# [Listing]
====

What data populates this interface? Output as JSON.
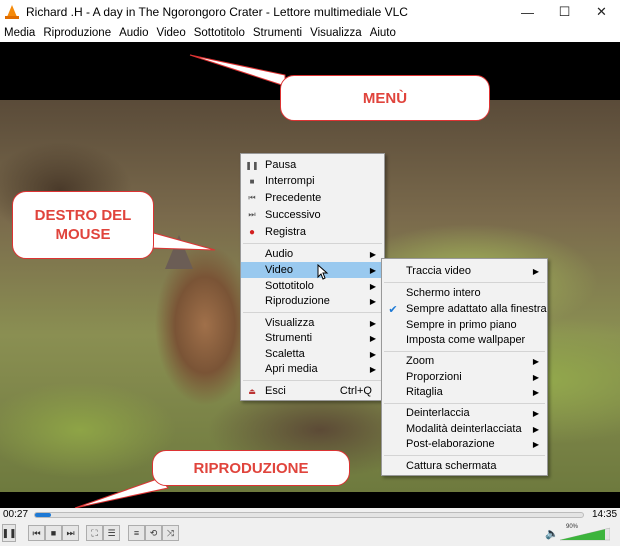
{
  "window": {
    "title": "Richard .H - A day in The Ngorongoro Crater - Lettore multimediale VLC",
    "controls": [
      "—",
      "☐",
      "✕"
    ]
  },
  "menubar": [
    "Media",
    "Riproduzione",
    "Audio",
    "Video",
    "Sottotitolo",
    "Strumenti",
    "Visualizza",
    "Aiuto"
  ],
  "callouts": {
    "menu": "MENÙ",
    "mouse": "DESTRO DEL MOUSE",
    "playback": "RIPRODUZIONE"
  },
  "context_menu": {
    "items": [
      {
        "label": "Pausa",
        "icon": "pause-icon"
      },
      {
        "label": "Interrompi",
        "icon": "stop-icon"
      },
      {
        "label": "Precedente",
        "icon": "previous-icon"
      },
      {
        "label": "Successivo",
        "icon": "next-icon"
      },
      {
        "label": "Registra",
        "icon": "record-icon"
      },
      {
        "label": "Audio",
        "submenu": true
      },
      {
        "label": "Video",
        "submenu": true,
        "highlighted": true
      },
      {
        "label": "Sottotitolo",
        "submenu": true
      },
      {
        "label": "Riproduzione",
        "submenu": true
      },
      {
        "label": "Visualizza",
        "submenu": true
      },
      {
        "label": "Strumenti",
        "submenu": true
      },
      {
        "label": "Scaletta",
        "submenu": true
      },
      {
        "label": "Apri media",
        "submenu": true
      },
      {
        "label": "Esci",
        "icon": "exit-icon",
        "shortcut": "Ctrl+Q"
      }
    ]
  },
  "video_submenu": {
    "items": [
      {
        "label": "Traccia video",
        "submenu": true
      },
      {
        "label": "Schermo intero"
      },
      {
        "label": "Sempre adattato alla finestra",
        "checked": true
      },
      {
        "label": "Sempre in primo piano"
      },
      {
        "label": "Imposta come wallpaper"
      },
      {
        "label": "Zoom",
        "submenu": true
      },
      {
        "label": "Proporzioni",
        "submenu": true
      },
      {
        "label": "Ritaglia",
        "submenu": true
      },
      {
        "label": "Deinterlaccia",
        "submenu": true
      },
      {
        "label": "Modalità deinterlacciata",
        "submenu": true
      },
      {
        "label": "Post-elaborazione",
        "submenu": true
      },
      {
        "label": "Cattura schermata"
      }
    ]
  },
  "player": {
    "elapsed": "00:27",
    "total": "14:35",
    "progress_fraction": 0.03,
    "volume": "90%",
    "volume_fraction": 0.9
  },
  "colors": {
    "accent": "#1d79d5",
    "callout_text": "#e0443c",
    "highlight": "#99c9ef",
    "volume_green": "#3cb43c"
  }
}
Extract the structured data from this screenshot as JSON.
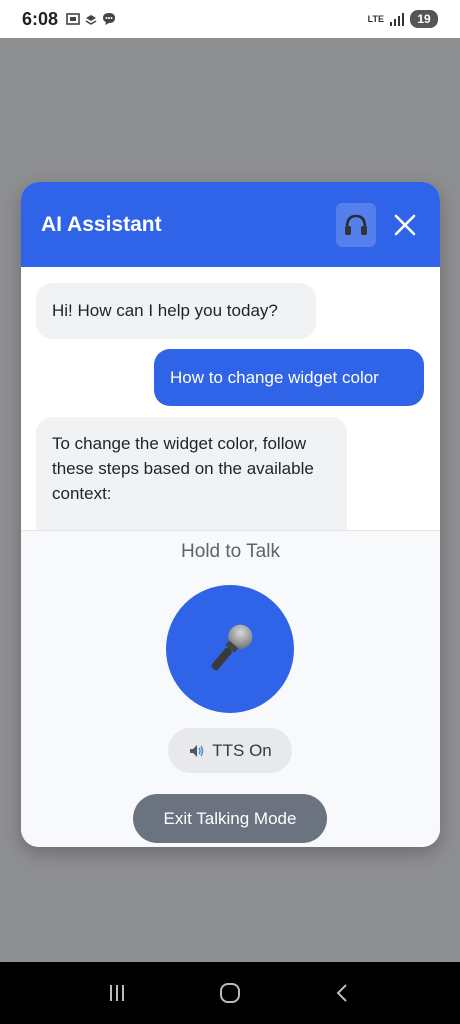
{
  "status_bar": {
    "time": "6:08",
    "network": "LTE",
    "battery": "19"
  },
  "widget": {
    "title": "AI Assistant",
    "accent_color": "#2f63e8",
    "header_icons": [
      "headphones-icon",
      "close-icon"
    ],
    "messages": [
      {
        "role": "bot",
        "text": "Hi! How can I help you today?"
      },
      {
        "role": "user",
        "text": "How to change widget color"
      },
      {
        "role": "bot",
        "text": "To change the widget color, follow these steps based on the available context:"
      }
    ],
    "voice": {
      "hold_label": "Hold to Talk",
      "mic_icon": "microphone-icon",
      "tts_label": "TTS On",
      "tts_icon": "speaker-icon",
      "exit_label": "Exit Talking Mode"
    }
  },
  "nav_bar": {
    "buttons": [
      "recents-icon",
      "home-icon",
      "back-icon"
    ]
  }
}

====

# [Problem details]
In the material above, find each line that contains the word "JSON", and select it.

# [Correct response]
What data populates this interface? Output as JSON.
Extract the structured data from this screenshot as JSON.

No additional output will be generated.